MATERIAL SHOWN
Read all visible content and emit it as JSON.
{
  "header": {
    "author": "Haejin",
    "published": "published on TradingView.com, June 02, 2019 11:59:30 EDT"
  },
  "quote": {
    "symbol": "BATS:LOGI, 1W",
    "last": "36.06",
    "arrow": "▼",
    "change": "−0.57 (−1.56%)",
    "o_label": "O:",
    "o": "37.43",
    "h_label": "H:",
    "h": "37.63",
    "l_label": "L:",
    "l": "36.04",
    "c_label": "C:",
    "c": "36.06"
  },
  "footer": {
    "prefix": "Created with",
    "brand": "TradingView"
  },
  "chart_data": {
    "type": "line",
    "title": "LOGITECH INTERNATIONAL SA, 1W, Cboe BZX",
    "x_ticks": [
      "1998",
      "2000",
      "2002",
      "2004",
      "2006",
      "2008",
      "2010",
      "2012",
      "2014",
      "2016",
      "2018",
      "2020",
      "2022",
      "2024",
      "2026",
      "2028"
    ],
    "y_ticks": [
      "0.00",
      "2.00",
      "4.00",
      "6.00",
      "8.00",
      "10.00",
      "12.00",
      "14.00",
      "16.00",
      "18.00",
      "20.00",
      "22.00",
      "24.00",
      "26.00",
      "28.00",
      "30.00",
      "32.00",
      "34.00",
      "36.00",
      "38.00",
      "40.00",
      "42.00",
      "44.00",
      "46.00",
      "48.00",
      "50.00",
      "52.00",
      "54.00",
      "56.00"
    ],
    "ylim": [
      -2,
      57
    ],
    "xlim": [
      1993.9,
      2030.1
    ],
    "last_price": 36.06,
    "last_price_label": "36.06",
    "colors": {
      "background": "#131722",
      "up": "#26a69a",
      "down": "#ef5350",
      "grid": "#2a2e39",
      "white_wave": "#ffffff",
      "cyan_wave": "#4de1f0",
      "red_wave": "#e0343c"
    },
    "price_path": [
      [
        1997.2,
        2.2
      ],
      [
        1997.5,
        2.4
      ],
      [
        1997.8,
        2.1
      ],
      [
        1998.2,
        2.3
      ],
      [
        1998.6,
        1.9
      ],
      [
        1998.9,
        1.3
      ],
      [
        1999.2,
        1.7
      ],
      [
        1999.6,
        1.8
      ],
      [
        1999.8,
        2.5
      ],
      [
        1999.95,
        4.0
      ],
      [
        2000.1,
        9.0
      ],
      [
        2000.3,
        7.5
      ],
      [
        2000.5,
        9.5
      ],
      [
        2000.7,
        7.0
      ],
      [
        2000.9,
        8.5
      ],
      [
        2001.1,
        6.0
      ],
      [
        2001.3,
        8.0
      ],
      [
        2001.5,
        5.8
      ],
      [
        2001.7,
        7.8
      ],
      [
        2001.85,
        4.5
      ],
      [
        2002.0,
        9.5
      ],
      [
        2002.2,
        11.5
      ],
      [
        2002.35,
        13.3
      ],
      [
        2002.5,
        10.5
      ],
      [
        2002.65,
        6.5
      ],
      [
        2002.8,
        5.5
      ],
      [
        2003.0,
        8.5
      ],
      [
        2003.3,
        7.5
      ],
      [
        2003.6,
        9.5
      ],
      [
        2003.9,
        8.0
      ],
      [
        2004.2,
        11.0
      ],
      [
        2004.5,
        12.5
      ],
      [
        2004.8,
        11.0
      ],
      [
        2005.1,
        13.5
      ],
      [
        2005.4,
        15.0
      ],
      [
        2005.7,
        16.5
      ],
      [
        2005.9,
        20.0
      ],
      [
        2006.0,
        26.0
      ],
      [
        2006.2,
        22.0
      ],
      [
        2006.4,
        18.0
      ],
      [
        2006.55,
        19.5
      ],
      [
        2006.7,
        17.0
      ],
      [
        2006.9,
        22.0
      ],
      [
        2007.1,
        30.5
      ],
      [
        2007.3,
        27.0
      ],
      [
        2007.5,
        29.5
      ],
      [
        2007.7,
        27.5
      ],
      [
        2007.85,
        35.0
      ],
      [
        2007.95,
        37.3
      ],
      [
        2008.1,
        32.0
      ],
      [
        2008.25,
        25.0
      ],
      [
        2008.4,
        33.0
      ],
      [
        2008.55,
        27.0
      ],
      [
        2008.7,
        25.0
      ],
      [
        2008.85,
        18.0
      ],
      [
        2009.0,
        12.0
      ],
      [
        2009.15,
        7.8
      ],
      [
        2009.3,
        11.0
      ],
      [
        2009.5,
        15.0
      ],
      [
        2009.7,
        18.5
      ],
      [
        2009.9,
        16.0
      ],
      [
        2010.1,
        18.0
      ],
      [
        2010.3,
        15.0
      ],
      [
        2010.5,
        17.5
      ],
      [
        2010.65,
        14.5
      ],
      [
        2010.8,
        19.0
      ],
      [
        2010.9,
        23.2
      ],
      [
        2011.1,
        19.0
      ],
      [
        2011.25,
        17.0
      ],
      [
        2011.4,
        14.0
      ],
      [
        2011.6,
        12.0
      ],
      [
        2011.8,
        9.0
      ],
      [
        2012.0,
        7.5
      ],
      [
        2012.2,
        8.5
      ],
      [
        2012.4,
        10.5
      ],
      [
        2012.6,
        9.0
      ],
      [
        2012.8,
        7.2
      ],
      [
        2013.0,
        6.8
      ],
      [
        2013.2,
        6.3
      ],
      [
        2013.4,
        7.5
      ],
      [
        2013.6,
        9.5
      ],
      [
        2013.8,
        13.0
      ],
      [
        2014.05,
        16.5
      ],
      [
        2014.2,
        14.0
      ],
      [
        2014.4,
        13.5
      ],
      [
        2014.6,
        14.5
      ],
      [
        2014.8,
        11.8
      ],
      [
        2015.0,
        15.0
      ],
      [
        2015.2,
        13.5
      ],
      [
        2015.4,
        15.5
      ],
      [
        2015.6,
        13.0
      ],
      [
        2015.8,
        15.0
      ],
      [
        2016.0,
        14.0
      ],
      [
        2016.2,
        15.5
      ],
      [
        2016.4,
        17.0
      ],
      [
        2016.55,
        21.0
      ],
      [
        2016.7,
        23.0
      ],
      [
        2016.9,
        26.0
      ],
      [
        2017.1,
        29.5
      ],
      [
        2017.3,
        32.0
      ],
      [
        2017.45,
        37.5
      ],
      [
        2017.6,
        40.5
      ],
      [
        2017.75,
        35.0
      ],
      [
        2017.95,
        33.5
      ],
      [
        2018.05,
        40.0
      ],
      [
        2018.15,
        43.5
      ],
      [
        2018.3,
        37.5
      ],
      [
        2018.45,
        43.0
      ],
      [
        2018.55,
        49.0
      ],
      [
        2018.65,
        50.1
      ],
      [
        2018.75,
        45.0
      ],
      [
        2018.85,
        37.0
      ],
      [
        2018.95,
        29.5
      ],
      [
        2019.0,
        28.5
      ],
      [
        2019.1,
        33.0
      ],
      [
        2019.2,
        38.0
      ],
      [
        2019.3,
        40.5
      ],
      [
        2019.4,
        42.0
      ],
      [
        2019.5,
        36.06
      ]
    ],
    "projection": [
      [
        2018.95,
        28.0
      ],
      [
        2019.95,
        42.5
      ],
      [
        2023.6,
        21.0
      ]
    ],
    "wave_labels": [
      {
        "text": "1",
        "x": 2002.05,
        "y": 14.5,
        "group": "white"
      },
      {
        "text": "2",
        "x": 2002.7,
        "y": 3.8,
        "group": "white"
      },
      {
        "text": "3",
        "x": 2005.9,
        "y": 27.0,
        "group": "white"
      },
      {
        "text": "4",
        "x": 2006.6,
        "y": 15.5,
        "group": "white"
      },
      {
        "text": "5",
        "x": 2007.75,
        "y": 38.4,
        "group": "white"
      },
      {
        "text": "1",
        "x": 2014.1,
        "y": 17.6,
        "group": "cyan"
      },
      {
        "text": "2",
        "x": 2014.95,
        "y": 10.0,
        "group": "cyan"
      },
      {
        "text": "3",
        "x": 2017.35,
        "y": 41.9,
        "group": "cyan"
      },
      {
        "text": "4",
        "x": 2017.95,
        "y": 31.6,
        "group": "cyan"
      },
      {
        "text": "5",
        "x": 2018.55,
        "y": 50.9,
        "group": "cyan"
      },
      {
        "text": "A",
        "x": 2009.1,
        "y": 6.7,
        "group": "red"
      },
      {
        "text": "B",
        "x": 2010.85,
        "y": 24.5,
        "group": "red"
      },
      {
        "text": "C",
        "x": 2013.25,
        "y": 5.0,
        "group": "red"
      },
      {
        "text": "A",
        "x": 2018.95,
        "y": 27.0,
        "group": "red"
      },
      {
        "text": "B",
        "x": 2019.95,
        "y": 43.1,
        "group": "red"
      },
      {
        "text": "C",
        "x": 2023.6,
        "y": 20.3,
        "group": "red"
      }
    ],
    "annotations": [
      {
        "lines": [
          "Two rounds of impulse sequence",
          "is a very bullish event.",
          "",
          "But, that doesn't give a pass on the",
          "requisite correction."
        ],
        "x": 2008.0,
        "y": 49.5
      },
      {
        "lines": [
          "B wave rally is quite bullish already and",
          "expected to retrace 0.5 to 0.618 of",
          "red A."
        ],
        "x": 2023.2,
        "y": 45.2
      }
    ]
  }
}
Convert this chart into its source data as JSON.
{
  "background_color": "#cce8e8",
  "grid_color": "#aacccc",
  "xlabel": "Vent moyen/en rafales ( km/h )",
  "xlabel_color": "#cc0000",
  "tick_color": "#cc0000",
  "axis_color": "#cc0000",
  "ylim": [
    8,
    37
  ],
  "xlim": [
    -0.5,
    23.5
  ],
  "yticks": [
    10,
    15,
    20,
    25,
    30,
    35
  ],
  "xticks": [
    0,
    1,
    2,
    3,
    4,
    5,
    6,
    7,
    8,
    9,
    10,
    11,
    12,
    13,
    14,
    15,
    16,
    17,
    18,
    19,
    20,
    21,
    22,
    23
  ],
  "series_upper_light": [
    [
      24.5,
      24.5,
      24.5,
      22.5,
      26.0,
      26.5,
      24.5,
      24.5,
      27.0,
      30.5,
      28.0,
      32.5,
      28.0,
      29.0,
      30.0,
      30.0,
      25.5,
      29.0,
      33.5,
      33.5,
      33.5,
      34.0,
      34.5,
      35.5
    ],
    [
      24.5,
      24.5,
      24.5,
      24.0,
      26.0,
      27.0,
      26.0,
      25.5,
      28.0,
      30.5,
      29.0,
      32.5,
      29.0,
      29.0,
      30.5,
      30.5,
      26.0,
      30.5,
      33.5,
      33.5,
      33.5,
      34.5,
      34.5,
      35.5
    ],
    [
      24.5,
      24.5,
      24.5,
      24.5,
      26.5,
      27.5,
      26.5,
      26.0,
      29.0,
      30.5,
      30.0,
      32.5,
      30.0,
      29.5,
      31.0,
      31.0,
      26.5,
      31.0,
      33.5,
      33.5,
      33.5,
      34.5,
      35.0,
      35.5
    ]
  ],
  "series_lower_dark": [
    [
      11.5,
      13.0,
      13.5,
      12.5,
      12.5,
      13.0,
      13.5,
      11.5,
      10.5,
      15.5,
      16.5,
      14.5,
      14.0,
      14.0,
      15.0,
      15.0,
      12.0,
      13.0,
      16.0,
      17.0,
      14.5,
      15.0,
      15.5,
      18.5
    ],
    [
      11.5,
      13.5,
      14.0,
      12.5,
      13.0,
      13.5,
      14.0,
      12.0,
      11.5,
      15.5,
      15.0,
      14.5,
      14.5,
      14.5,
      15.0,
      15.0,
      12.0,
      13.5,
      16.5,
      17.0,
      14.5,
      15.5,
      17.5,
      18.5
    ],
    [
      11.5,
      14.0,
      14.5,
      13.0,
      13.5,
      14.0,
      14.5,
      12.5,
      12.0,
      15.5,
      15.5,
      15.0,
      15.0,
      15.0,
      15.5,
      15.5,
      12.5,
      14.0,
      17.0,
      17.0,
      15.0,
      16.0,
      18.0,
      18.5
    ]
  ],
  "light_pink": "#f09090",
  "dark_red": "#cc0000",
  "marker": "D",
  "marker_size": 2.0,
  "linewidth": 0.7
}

WRITTEN INSTRUCTION
Each line that contains the string "bullish" counts once; say how many there are and nothing else.

RESULT FOR THIS EXERCISE
2